# [Exercise requirements]
Determine the number of lines in these entries that hold the word "your". Give the number and nothing more.

# [Input]
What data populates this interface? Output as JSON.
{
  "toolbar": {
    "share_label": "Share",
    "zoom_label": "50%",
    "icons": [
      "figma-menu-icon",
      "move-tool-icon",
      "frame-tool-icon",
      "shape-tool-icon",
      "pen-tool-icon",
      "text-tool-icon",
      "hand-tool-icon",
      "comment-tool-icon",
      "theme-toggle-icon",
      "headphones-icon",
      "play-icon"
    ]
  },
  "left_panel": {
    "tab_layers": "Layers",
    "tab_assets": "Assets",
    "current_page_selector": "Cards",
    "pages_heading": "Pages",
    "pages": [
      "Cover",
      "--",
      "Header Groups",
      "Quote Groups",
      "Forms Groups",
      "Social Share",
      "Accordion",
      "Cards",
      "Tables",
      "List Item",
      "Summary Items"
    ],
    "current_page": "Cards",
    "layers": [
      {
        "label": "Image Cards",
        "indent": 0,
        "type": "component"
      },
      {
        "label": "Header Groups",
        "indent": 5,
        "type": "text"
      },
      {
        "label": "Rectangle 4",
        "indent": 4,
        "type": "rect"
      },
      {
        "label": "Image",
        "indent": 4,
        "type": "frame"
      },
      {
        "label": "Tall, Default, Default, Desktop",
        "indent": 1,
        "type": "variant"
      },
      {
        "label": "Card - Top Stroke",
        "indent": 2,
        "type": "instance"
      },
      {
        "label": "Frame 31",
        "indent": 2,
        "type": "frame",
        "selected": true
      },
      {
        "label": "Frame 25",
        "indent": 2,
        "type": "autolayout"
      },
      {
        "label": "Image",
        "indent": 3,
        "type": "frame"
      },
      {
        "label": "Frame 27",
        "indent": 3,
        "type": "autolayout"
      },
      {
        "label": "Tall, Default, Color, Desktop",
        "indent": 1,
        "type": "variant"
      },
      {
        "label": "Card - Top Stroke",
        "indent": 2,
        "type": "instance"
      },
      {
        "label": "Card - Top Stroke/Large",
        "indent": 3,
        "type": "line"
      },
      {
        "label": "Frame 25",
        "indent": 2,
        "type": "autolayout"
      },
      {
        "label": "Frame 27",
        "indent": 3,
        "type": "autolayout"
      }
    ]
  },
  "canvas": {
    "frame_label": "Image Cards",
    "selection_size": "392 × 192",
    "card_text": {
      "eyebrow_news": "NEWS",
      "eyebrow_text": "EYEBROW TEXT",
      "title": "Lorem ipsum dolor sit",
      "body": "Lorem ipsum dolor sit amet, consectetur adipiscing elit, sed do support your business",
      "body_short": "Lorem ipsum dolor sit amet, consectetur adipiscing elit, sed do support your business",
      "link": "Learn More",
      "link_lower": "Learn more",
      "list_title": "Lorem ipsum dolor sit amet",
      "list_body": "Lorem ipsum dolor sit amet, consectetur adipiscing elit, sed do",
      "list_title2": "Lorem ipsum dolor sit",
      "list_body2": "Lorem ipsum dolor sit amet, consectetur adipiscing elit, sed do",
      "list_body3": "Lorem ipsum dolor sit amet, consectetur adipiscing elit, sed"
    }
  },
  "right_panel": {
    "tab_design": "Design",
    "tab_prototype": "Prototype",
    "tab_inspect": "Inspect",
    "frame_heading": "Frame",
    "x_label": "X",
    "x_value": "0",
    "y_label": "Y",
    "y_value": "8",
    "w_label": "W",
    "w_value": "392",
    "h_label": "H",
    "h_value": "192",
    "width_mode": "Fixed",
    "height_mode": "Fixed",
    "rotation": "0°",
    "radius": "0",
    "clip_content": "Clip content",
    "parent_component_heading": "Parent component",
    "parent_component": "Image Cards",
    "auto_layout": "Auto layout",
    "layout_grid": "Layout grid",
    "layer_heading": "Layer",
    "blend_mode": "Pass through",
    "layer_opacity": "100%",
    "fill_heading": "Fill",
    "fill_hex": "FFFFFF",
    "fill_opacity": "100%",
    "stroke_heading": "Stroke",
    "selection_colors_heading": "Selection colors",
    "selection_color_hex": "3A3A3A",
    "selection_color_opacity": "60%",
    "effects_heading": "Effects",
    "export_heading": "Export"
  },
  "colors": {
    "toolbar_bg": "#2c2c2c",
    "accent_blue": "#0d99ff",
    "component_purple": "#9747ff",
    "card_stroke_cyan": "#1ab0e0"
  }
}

# [Solution to this exercise]
2